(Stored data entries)
━━━━━━━━━━━━━━━━

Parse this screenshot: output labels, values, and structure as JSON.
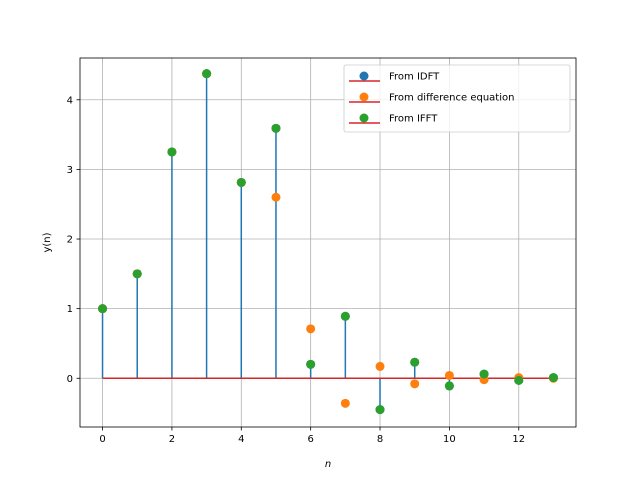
{
  "chart_data": {
    "type": "stem",
    "title": "",
    "xlabel": "n",
    "ylabel": "y(n)",
    "xlim": [
      -0.65,
      13.65
    ],
    "ylim": [
      -0.7,
      4.6
    ],
    "grid": true,
    "legend_position": "top-right",
    "x_ticks": [
      0,
      2,
      4,
      6,
      8,
      10,
      12
    ],
    "y_ticks": [
      0,
      1,
      2,
      3,
      4
    ],
    "x_tick_labels": [
      "0",
      "2",
      "4",
      "6",
      "8",
      "10",
      "12"
    ],
    "y_tick_labels": [
      "0",
      "1",
      "2",
      "3",
      "4"
    ],
    "x": [
      0,
      1,
      2,
      3,
      4,
      5,
      6,
      7,
      8,
      9,
      10,
      11,
      12,
      13
    ],
    "series": [
      {
        "name": "From IDFT",
        "color": "#1f77b4",
        "stem_color": "#1f77b4",
        "baseline_color": "#d62728",
        "values": [
          1.0,
          1.5,
          3.25,
          4.375,
          2.8125,
          3.59,
          0.2,
          0.89,
          -0.45,
          0.23,
          -0.11,
          0.06,
          -0.03,
          0.01
        ]
      },
      {
        "name": "From difference equation",
        "color": "#ff7f0e",
        "values": [
          1.0,
          1.5,
          3.25,
          4.375,
          2.8125,
          2.6,
          0.71,
          -0.36,
          0.17,
          -0.08,
          0.04,
          -0.02,
          0.01,
          0.0
        ]
      },
      {
        "name": "From IFFT",
        "color": "#2ca02c",
        "values": [
          1.0,
          1.5,
          3.25,
          4.375,
          2.8125,
          3.59,
          0.2,
          0.89,
          -0.45,
          0.23,
          -0.11,
          0.06,
          -0.03,
          0.01
        ]
      }
    ],
    "legend": {
      "entries": [
        {
          "label": "From IDFT",
          "marker_color": "#1f77b4",
          "line_color": "#d62728"
        },
        {
          "label": "From difference equation",
          "marker_color": "#ff7f0e",
          "line_color": "#d62728"
        },
        {
          "label": "From IFFT",
          "marker_color": "#2ca02c",
          "line_color": "#d62728"
        }
      ]
    }
  }
}
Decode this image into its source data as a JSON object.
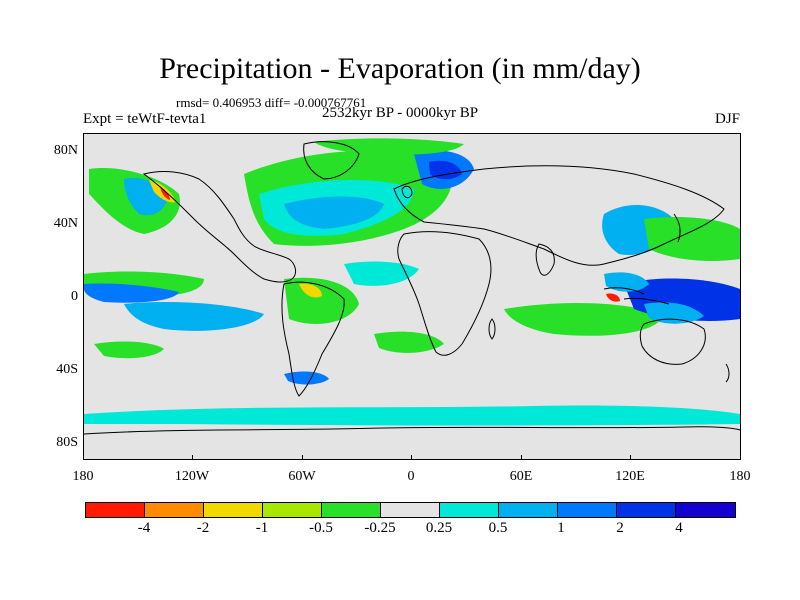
{
  "header": {
    "title": "Precipitation - Evaporation (in mm/day)",
    "stats": "rmsd= 0.406953 diff= -0.000767761",
    "experiment": "Expt = teWtF-tevta1",
    "period": "2532kyr BP - 0000kyr BP",
    "season": "DJF"
  },
  "axes": {
    "y_labels": [
      "80N",
      "40N",
      "0",
      "40S",
      "80S"
    ],
    "x_labels": [
      "180",
      "120W",
      "60W",
      "0",
      "60E",
      "120E",
      "180"
    ]
  },
  "colorbar": {
    "colors": [
      "#ff1a00",
      "#ff8c00",
      "#f0d800",
      "#a8e800",
      "#28e028",
      "#e4e4e4",
      "#00e8d8",
      "#00b0f0",
      "#0078ff",
      "#0032e8",
      "#1400d0",
      "#7000e0"
    ],
    "labels": [
      "-4",
      "-2",
      "-1",
      "-0.5",
      "-0.25",
      "0.25",
      "0.5",
      "1",
      "2",
      "4"
    ]
  },
  "map": {
    "background": "#e4e4e4",
    "coastline_color": "#000000"
  }
}
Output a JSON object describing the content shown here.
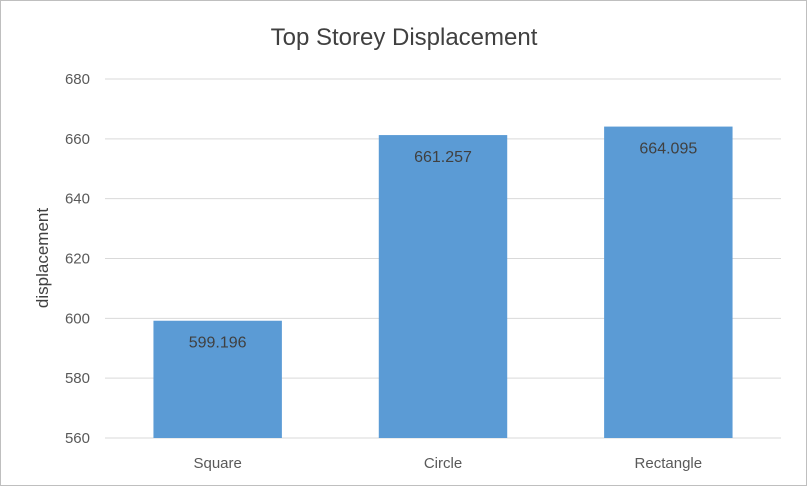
{
  "chart_data": {
    "type": "bar",
    "title": "Top Storey Displacement",
    "xlabel": "",
    "ylabel": "displacement",
    "categories": [
      "Square",
      "Circle",
      "Rectangle"
    ],
    "values": [
      599.196,
      661.257,
      664.095
    ],
    "data_labels": [
      "599.196",
      "661.257",
      "664.095"
    ],
    "ylim": [
      560,
      680
    ],
    "yticks": [
      560,
      580,
      600,
      620,
      640,
      660,
      680
    ],
    "grid": true,
    "legend": "none",
    "bar_color": "#5b9bd5"
  }
}
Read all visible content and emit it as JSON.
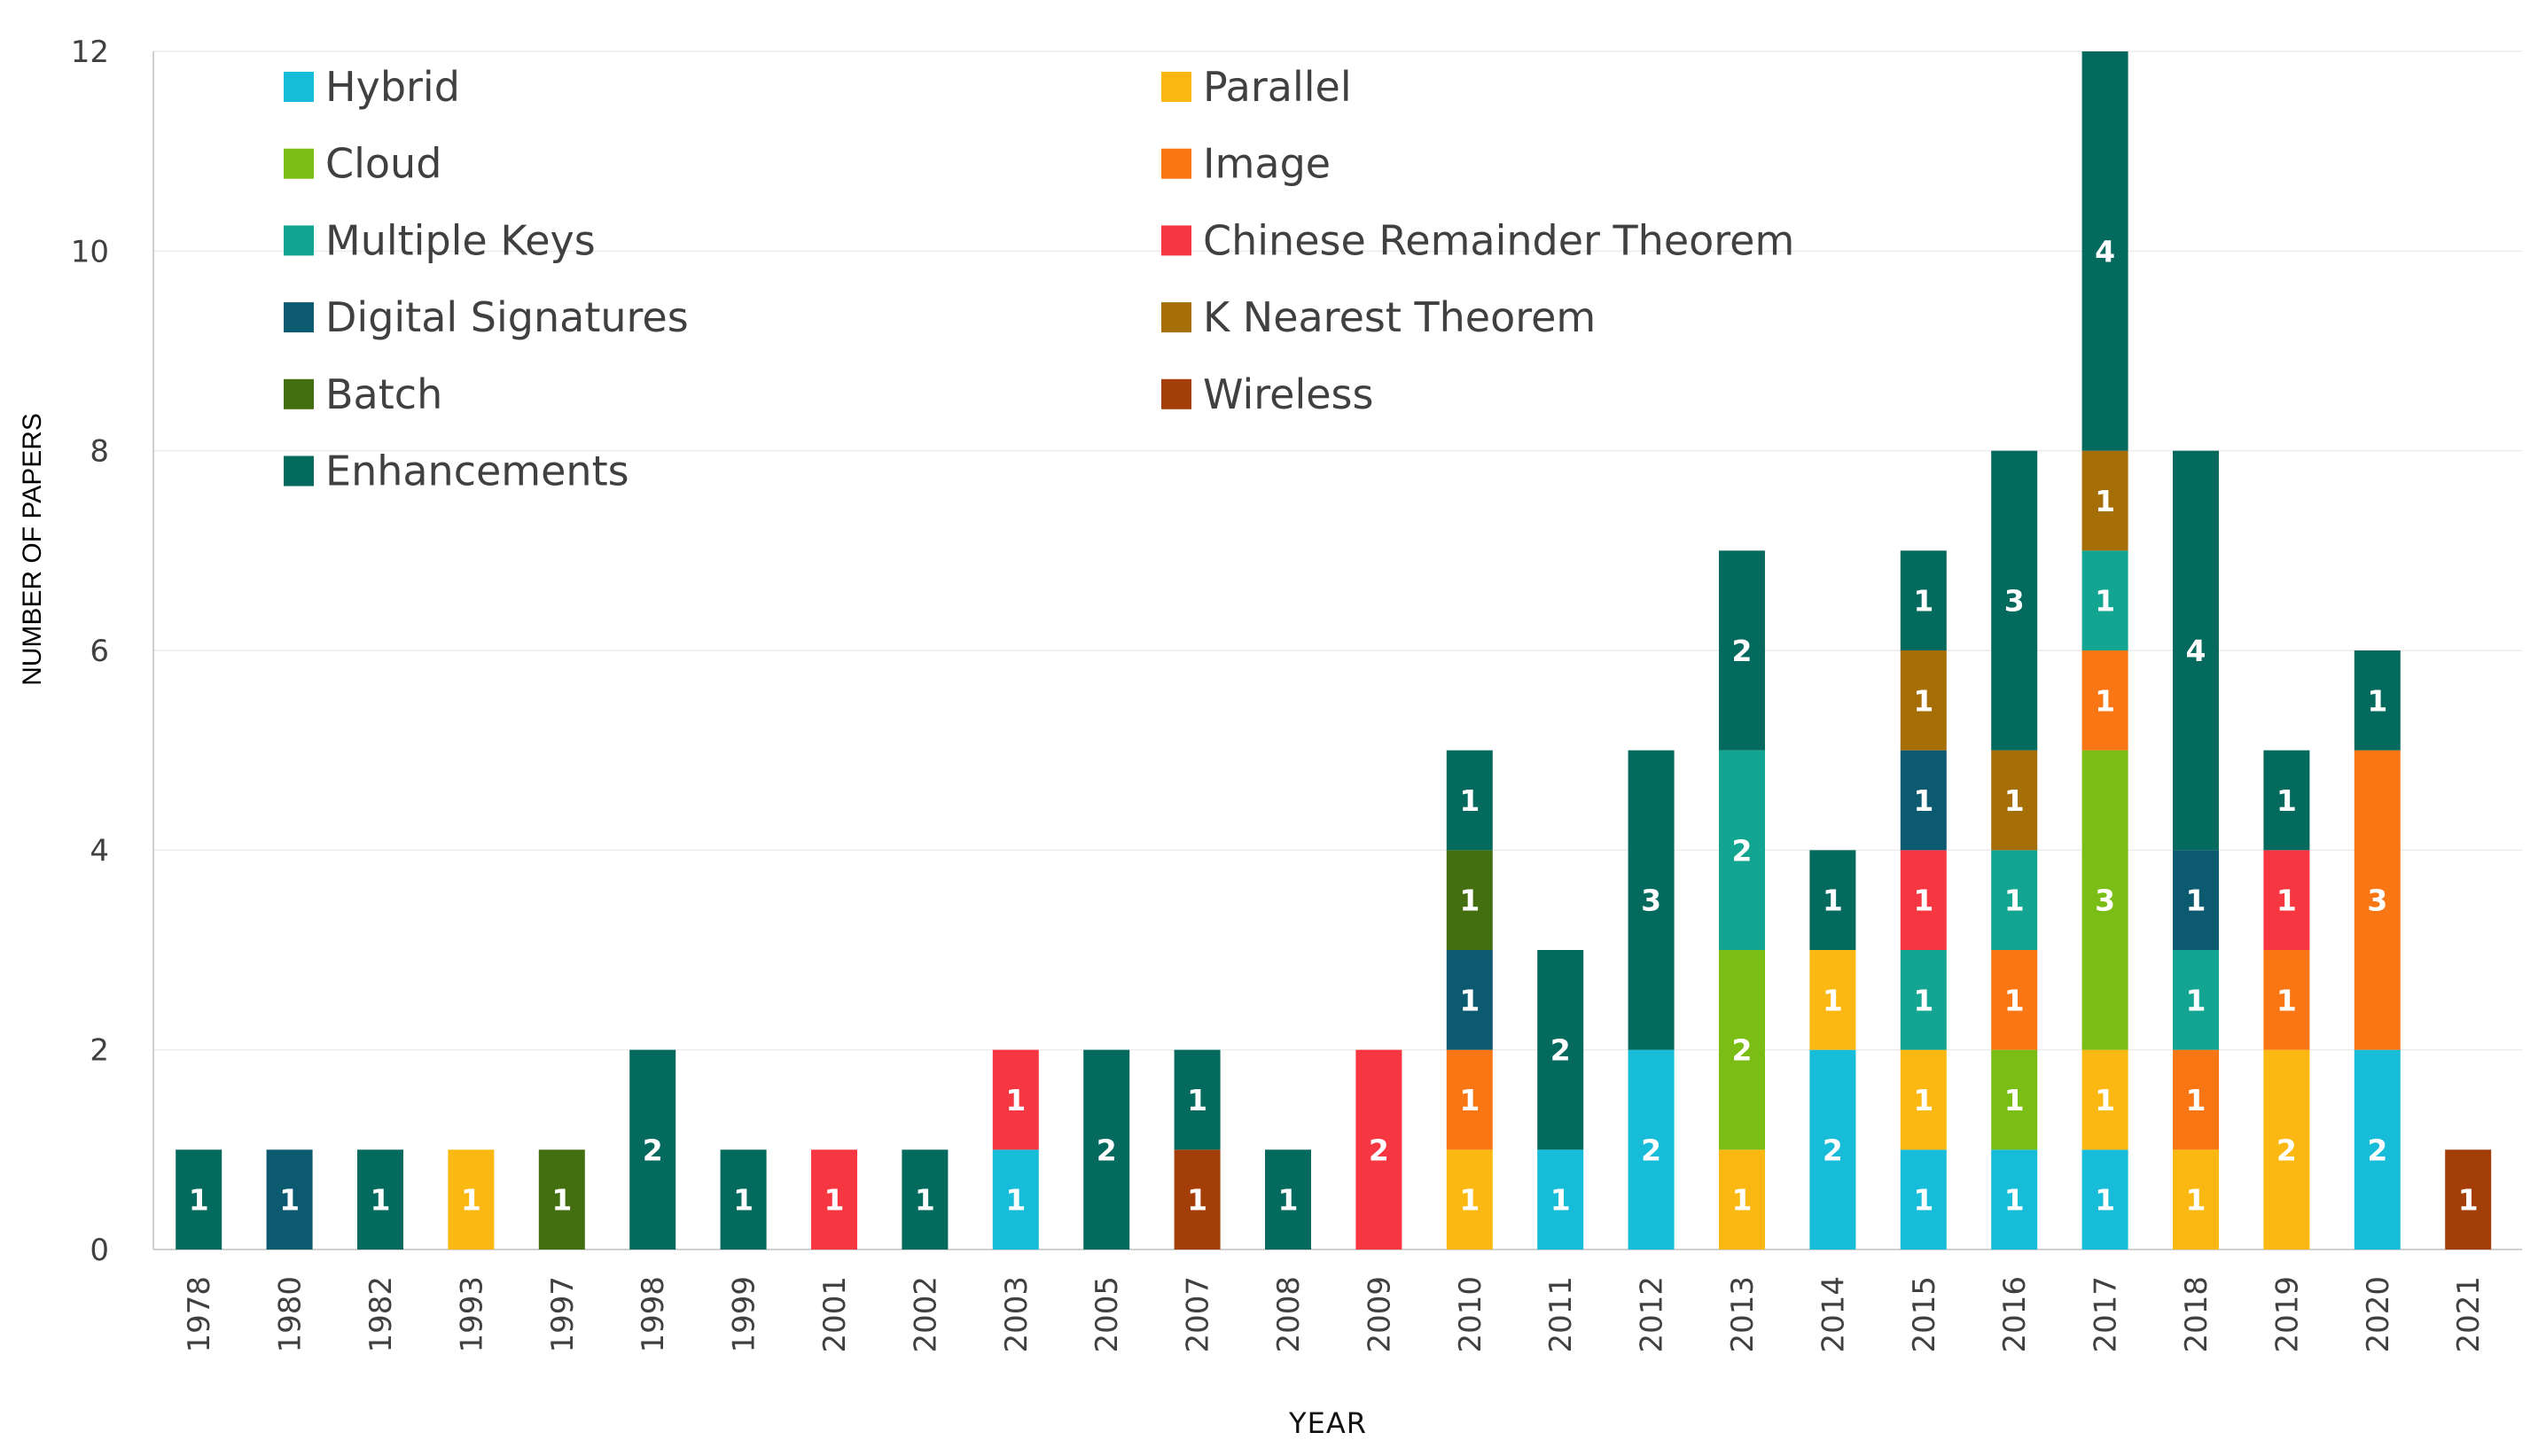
{
  "chart_data": {
    "type": "bar",
    "stacked": true,
    "xlabel": "YEAR",
    "ylabel": "NUMBER OF PAPERS",
    "ylim": [
      0,
      12
    ],
    "yticks": [
      0,
      2,
      4,
      6,
      8,
      10,
      12
    ],
    "grid": true,
    "legend_position": "top-left",
    "categories": [
      "1978",
      "1980",
      "1982",
      "1993",
      "1997",
      "1998",
      "1999",
      "2001",
      "2002",
      "2003",
      "2005",
      "2007",
      "2008",
      "2009",
      "2010",
      "2011",
      "2012",
      "2013",
      "2014",
      "2015",
      "2016",
      "2017",
      "2018",
      "2019",
      "2020",
      "2021"
    ],
    "series": [
      {
        "name": "Hybrid",
        "color": "#16BCD8",
        "values": [
          0,
          0,
          0,
          0,
          0,
          0,
          0,
          0,
          0,
          1,
          0,
          0,
          0,
          0,
          0,
          1,
          2,
          0,
          2,
          1,
          1,
          1,
          0,
          0,
          2,
          0
        ]
      },
      {
        "name": "Parallel",
        "color": "#FBB813",
        "values": [
          0,
          0,
          0,
          1,
          0,
          0,
          0,
          0,
          0,
          0,
          0,
          0,
          0,
          0,
          1,
          0,
          0,
          1,
          1,
          1,
          0,
          1,
          1,
          2,
          0,
          0
        ]
      },
      {
        "name": "Cloud",
        "color": "#7ABD14",
        "values": [
          0,
          0,
          0,
          0,
          0,
          0,
          0,
          0,
          0,
          0,
          0,
          0,
          0,
          0,
          0,
          0,
          0,
          2,
          0,
          0,
          1,
          3,
          0,
          0,
          0,
          0
        ]
      },
      {
        "name": "Image",
        "color": "#F97615",
        "values": [
          0,
          0,
          0,
          0,
          0,
          0,
          0,
          0,
          0,
          0,
          0,
          0,
          0,
          0,
          1,
          0,
          0,
          0,
          0,
          0,
          1,
          1,
          1,
          1,
          3,
          0
        ]
      },
      {
        "name": "Multiple Keys",
        "color": "#14A592",
        "values": [
          0,
          0,
          0,
          0,
          0,
          0,
          0,
          0,
          0,
          0,
          0,
          0,
          0,
          0,
          0,
          0,
          0,
          2,
          0,
          1,
          1,
          1,
          1,
          0,
          0,
          0
        ]
      },
      {
        "name": "Chinese Remainder Theorem",
        "color": "#F63742",
        "values": [
          0,
          0,
          0,
          0,
          0,
          0,
          0,
          1,
          0,
          1,
          0,
          0,
          0,
          2,
          0,
          0,
          0,
          0,
          0,
          1,
          0,
          0,
          0,
          1,
          0,
          0
        ]
      },
      {
        "name": "Digital Signatures",
        "color": "#0B5A70",
        "values": [
          0,
          1,
          0,
          0,
          0,
          0,
          0,
          0,
          0,
          0,
          0,
          0,
          0,
          0,
          1,
          0,
          0,
          0,
          0,
          1,
          0,
          0,
          1,
          0,
          0,
          0
        ]
      },
      {
        "name": "K Nearest Theorem",
        "color": "#A66E07",
        "values": [
          0,
          0,
          0,
          0,
          0,
          0,
          0,
          0,
          0,
          0,
          0,
          0,
          0,
          0,
          0,
          0,
          0,
          0,
          0,
          1,
          1,
          1,
          0,
          0,
          0,
          0
        ]
      },
      {
        "name": "Batch",
        "color": "#436F10",
        "values": [
          0,
          0,
          0,
          0,
          1,
          0,
          0,
          0,
          0,
          0,
          0,
          0,
          0,
          0,
          1,
          0,
          0,
          0,
          0,
          0,
          0,
          0,
          0,
          0,
          0,
          0
        ]
      },
      {
        "name": "Wireless",
        "color": "#A43E09",
        "values": [
          0,
          0,
          0,
          0,
          0,
          0,
          0,
          0,
          0,
          0,
          0,
          1,
          0,
          0,
          0,
          0,
          0,
          0,
          0,
          0,
          0,
          0,
          0,
          0,
          0,
          1
        ]
      },
      {
        "name": "Enhancements",
        "color": "#056A5E",
        "values": [
          1,
          0,
          1,
          0,
          0,
          2,
          1,
          0,
          1,
          0,
          2,
          1,
          1,
          0,
          1,
          2,
          3,
          2,
          1,
          1,
          3,
          4,
          4,
          1,
          1,
          0
        ]
      }
    ],
    "legend_order": [
      "Hybrid",
      "Parallel",
      "Cloud",
      "Image",
      "Multiple Keys",
      "Chinese Remainder Theorem",
      "Digital Signatures",
      "K Nearest Theorem",
      "Batch",
      "Wireless",
      "Enhancements"
    ]
  }
}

━━━━━━━━━━━━━━━━

# [Problem]
Search the records above for the string "Theorem". Copy every line that contains it.

# [The output]
        "name": "Chinese Remainder Theorem",
        "name": "K Nearest Theorem",
      "Chinese Remainder Theorem",
      "K Nearest Theorem",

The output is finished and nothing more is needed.